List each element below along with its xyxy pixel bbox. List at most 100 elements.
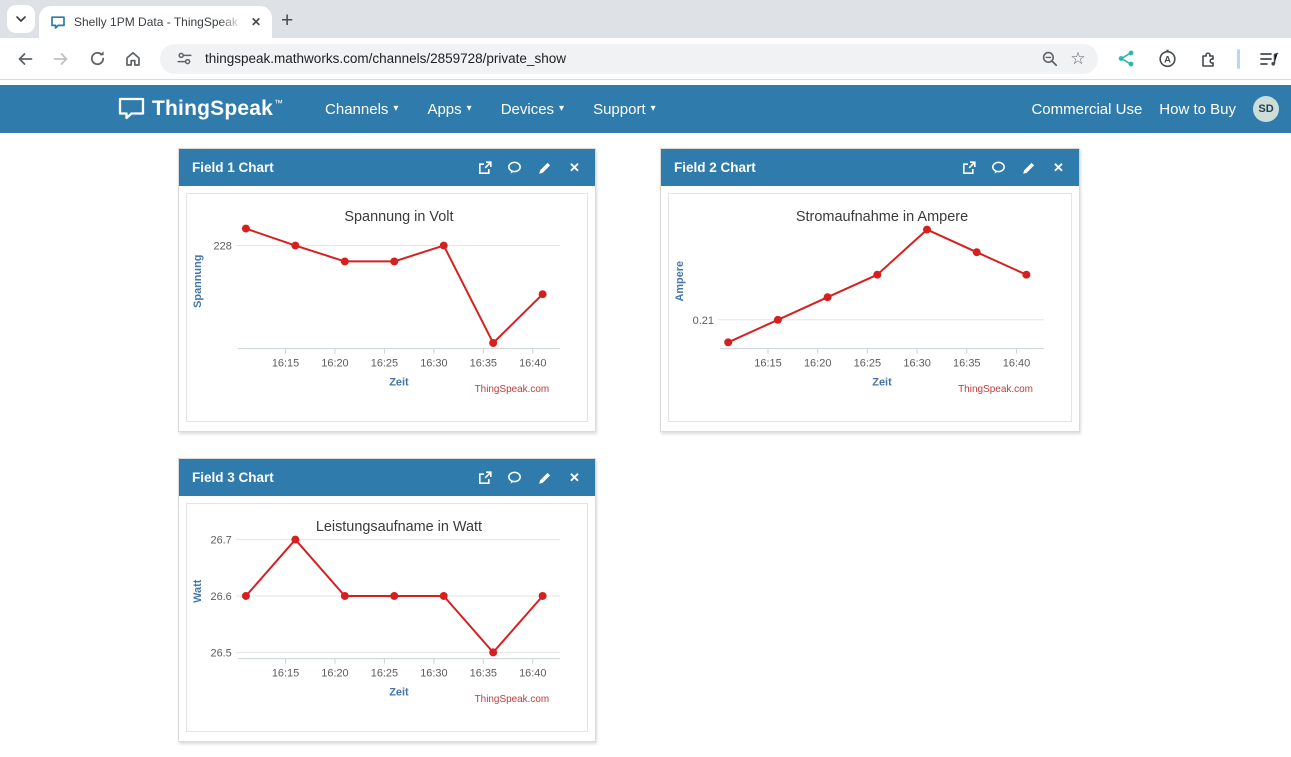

---

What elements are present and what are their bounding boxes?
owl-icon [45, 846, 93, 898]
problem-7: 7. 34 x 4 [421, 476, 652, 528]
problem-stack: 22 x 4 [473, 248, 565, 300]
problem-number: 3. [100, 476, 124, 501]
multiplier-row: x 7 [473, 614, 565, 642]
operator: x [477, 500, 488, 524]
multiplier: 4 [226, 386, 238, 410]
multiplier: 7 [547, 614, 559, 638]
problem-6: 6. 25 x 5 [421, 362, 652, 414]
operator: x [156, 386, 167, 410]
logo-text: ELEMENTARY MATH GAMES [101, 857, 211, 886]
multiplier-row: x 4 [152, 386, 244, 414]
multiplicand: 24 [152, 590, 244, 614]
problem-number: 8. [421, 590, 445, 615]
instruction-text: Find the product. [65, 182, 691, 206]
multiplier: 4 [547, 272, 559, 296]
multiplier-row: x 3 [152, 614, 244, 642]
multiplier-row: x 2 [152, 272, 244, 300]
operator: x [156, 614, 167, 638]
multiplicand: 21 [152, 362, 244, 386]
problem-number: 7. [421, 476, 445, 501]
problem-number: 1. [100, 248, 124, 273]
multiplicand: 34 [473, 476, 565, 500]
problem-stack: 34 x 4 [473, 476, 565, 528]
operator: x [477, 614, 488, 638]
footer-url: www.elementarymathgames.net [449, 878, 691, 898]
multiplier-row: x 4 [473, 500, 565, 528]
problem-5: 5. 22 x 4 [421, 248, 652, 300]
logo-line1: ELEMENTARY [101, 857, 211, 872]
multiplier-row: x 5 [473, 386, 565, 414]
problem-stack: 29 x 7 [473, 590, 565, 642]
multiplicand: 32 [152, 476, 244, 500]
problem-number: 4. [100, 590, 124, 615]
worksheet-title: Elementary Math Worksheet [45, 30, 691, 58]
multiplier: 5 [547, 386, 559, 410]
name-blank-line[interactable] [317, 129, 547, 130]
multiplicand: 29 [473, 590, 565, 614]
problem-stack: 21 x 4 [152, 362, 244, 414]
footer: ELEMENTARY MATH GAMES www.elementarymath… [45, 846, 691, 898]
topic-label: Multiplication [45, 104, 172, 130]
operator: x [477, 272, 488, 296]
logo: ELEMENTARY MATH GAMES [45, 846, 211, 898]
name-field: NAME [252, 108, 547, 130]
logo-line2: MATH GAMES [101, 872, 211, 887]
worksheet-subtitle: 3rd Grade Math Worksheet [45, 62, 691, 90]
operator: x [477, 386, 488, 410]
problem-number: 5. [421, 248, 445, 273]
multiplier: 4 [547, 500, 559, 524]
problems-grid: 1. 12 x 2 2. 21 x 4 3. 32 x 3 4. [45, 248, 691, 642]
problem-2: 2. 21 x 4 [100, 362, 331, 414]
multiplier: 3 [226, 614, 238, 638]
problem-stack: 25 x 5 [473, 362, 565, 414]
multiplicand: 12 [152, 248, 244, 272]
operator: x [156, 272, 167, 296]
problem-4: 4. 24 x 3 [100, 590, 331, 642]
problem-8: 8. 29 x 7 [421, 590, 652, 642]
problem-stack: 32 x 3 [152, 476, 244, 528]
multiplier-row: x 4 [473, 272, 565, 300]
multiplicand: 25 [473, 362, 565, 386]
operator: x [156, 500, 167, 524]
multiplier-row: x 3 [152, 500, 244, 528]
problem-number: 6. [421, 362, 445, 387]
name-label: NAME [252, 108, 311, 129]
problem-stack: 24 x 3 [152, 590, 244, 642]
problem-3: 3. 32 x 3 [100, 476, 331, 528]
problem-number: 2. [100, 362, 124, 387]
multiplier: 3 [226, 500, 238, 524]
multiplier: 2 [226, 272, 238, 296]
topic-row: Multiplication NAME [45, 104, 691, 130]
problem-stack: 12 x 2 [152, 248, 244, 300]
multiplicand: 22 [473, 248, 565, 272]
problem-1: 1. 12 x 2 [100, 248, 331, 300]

**TASK DESCRIPTION:**
Rewrite the rows from the line holding "What elements are" through the line holding "multiplicand: 24 [152, 590, 244, 614]", inclusive, swapping "operator" for "symbol" and leaving everything else unchanged.

**SOLUTION FOR THIS TASK:**
What elements are present and what are their bounding boxes?
owl-icon [45, 846, 93, 898]
problem-7: 7. 34 x 4 [421, 476, 652, 528]
problem-stack: 22 x 4 [473, 248, 565, 300]
problem-number: 3. [100, 476, 124, 501]
multiplier-row: x 7 [473, 614, 565, 642]
symbol: x [477, 500, 488, 524]
multiplier: 4 [226, 386, 238, 410]
multiplier: 7 [547, 614, 559, 638]
problem-6: 6. 25 x 5 [421, 362, 652, 414]
symbol: x [156, 386, 167, 410]
logo-text: ELEMENTARY MATH GAMES [101, 857, 211, 886]
multiplier-row: x 4 [152, 386, 244, 414]
multiplicand: 24 [152, 590, 244, 614]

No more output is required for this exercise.